* _Goal_
Retype all of the data. Every line must match exactly.

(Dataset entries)
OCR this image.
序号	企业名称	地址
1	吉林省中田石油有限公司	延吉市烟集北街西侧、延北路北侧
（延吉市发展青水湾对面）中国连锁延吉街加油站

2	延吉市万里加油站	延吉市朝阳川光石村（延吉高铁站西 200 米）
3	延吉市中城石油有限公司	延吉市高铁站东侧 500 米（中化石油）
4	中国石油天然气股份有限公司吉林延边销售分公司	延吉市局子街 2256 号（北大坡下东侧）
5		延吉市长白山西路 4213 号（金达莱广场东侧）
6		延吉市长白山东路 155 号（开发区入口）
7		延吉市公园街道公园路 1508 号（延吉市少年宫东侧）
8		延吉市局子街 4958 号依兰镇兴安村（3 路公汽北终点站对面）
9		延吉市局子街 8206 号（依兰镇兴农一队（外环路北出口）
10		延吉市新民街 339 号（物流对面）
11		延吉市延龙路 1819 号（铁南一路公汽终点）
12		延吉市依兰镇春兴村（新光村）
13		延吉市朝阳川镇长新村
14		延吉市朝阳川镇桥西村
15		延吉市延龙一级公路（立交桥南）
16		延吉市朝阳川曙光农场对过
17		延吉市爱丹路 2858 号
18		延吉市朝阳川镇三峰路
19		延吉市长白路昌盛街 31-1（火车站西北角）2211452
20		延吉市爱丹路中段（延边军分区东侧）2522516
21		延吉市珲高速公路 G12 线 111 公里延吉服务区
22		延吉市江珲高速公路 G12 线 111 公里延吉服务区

* _Final result_
OCR this image.
序号	企业名称	地址
1	吉林省中田石油有限公司	延吉市烟集北街西侧、延北路北侧
（延吉市发展青水湾对面）中国连锁延吉街加油站

2	延吉市万里加油站	延吉市朝阳川光石村（延吉高铁站西 200 米）
3	延吉市中城石油有限公司	延吉市高铁站东侧 500 米（中化石油）
4	中国石油天然气股份有限公司吉林延边销售分公司	延吉市局子街 2256 号（北大坡下东侧）
5		延吉市长白山西路 4213 号（金达莱广场东侧）
6		延吉市长白山东路 155 号（开发区入口）
7		延吉市公园街道公园路 1508 号（延吉市少年宫东侧）
8		延吉市局子街 4958 号依兰镇兴安村（3 路公汽北终点站对面）
9		延吉市局子街 8206 号（依兰镇兴农一队（外环路北出口）
10		延吉市新民街 339 号（物流对面）
11		延吉市延龙路 1819 号（铁南一路公汽终点）
12		延吉市依兰镇春兴村（新光村）
13		延吉市朝阳川镇长新村
14		延吉市朝阳川镇桥西村
15		延吉市延龙一级公路（立交桥南）
16		延吉市朝阳川曙光农场对过
17		延吉市爱丹路 2858 号
18		延吉市朝阳川镇三峰路
19		延吉市长白路昌盛街 31-1（火车站西北角）2211452
20		延吉市爱丹路中段（延边军分区东侧）2522516
21		延吉市珲高速公路 G12 线 111 公里延吉服务区
22		延吉市江珲高速公路 G12 线 111 公里延吉服务区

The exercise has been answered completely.